Show every line below where "검사징계법" can be found.

> **Supplied information**:

--------------------------------------------------

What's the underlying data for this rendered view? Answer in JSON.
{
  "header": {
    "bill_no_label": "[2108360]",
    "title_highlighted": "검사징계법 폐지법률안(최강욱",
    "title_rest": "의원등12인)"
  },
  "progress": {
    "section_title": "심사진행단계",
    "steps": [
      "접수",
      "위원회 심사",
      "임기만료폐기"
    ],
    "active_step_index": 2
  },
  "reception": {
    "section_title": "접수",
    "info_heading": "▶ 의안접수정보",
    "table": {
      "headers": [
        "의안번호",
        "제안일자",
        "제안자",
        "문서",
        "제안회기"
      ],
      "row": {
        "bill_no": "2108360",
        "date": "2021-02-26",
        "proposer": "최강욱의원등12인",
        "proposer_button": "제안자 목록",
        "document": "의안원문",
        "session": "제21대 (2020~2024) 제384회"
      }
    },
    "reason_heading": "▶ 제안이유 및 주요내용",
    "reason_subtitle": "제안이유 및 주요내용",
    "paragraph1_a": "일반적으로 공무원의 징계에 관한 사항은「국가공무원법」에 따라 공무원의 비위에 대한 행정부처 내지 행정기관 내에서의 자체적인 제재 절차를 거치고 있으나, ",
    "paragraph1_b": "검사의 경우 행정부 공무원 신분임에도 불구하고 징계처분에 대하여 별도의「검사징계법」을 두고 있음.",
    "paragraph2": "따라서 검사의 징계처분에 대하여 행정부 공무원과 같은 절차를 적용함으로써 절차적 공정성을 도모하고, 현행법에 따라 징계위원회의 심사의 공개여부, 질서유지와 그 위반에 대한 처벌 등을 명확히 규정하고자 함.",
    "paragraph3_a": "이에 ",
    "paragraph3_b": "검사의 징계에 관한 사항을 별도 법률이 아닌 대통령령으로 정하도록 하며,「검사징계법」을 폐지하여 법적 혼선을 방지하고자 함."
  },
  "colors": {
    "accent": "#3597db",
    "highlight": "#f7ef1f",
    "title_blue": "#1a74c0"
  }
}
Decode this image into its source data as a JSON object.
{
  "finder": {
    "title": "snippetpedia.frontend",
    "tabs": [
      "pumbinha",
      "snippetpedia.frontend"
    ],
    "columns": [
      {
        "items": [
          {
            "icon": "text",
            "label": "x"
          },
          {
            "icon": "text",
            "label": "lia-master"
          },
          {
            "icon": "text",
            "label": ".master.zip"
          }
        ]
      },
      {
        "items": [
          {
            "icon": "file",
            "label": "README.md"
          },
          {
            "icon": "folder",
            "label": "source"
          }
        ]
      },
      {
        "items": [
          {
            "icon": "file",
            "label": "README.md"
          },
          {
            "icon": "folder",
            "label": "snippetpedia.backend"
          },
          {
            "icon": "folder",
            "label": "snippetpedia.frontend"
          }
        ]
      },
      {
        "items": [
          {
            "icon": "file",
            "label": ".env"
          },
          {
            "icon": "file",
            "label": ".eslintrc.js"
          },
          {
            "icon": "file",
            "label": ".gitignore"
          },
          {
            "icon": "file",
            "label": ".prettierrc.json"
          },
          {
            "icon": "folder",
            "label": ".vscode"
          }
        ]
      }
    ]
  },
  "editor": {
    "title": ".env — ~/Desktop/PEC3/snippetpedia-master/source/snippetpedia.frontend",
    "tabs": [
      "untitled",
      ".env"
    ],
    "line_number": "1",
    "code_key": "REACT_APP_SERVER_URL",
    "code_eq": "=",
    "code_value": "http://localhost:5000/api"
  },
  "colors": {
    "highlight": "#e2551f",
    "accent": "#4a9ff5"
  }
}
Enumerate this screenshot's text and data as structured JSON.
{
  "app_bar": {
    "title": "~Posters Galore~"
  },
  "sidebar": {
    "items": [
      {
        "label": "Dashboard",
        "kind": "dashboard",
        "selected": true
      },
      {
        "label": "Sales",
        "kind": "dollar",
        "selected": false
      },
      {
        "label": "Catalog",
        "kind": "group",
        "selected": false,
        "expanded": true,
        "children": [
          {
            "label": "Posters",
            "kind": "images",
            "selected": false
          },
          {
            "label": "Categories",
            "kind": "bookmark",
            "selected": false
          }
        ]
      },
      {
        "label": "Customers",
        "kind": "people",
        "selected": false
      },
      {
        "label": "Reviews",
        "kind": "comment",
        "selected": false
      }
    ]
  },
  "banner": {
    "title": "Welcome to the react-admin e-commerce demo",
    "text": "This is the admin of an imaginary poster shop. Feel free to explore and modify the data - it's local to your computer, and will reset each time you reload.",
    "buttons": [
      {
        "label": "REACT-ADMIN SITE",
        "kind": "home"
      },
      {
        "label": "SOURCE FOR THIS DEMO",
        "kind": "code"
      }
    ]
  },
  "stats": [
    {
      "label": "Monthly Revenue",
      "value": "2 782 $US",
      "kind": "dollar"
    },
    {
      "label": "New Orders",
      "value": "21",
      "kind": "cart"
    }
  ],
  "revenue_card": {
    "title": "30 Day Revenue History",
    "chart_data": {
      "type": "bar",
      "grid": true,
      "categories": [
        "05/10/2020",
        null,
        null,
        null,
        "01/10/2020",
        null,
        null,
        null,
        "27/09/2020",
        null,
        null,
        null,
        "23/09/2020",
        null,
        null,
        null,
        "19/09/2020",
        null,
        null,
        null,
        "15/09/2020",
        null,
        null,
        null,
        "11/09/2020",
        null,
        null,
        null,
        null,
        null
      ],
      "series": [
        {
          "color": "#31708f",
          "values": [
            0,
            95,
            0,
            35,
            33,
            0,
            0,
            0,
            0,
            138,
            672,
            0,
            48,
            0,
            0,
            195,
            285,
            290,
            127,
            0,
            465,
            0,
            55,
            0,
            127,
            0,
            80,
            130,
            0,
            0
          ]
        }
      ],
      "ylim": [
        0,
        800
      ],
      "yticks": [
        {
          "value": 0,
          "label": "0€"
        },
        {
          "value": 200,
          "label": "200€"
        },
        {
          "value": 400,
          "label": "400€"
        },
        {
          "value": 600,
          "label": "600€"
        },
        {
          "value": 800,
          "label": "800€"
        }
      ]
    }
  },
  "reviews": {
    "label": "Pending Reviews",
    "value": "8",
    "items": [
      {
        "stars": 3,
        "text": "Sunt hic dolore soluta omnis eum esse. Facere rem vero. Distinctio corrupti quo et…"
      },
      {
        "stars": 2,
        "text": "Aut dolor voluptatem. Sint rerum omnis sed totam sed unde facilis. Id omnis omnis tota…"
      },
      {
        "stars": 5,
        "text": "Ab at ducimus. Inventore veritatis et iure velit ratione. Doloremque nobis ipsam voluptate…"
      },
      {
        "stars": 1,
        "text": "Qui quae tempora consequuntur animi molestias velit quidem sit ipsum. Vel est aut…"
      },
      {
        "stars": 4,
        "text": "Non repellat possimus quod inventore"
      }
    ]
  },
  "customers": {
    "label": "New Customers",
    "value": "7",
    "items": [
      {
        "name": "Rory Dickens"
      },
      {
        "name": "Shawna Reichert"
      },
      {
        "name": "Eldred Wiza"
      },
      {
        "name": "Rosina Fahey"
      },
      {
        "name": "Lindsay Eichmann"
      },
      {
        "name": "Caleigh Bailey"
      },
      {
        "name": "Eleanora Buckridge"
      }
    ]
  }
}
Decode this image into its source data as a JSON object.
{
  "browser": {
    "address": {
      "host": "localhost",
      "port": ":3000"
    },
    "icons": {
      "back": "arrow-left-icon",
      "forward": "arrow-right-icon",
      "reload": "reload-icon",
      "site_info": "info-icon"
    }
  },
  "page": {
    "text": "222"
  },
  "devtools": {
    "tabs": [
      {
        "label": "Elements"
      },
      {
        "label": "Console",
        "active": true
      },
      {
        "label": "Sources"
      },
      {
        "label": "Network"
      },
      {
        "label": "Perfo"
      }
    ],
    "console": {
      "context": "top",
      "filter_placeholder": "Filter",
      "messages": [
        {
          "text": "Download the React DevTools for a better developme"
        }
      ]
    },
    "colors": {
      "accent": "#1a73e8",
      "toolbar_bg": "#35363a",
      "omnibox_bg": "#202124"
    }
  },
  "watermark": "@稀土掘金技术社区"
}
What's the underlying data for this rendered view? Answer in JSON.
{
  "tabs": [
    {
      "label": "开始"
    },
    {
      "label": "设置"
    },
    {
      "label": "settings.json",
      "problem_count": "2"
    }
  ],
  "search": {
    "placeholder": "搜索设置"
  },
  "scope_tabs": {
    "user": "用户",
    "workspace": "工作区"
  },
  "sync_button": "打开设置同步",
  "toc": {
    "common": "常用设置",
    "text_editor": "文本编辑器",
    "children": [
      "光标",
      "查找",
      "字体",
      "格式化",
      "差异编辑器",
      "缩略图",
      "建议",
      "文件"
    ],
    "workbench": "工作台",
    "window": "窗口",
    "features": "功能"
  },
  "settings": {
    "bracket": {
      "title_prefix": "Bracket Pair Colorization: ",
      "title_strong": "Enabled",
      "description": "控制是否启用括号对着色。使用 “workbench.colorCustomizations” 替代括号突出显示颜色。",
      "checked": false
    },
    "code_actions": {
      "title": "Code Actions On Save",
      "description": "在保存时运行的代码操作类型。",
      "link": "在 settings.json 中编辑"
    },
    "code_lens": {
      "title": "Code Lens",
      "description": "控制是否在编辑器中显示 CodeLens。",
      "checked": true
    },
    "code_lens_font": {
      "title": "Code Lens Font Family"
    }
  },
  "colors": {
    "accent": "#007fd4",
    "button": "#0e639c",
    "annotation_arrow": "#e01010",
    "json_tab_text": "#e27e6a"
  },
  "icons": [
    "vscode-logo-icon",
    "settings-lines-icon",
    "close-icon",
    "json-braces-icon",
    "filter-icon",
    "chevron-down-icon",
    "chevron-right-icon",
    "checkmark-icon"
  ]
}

--------------------------------------------------

> **Exercise output**:
    "title_highlighted": "검사징계법 폐지법률안(최강욱",
    "paragraph1_b": "검사의 경우 행정부 공무원 신분임에도 불구하고 징계처분에 대하여 별도의「검사징계법」을 두고 있음.",
    "paragraph3_b": "검사의 징계에 관한 사항을 별도 법률이 아닌 대통령령으로 정하도록 하며,「검사징계법」을 폐지하여 법적 혼선을 방지하고자 함."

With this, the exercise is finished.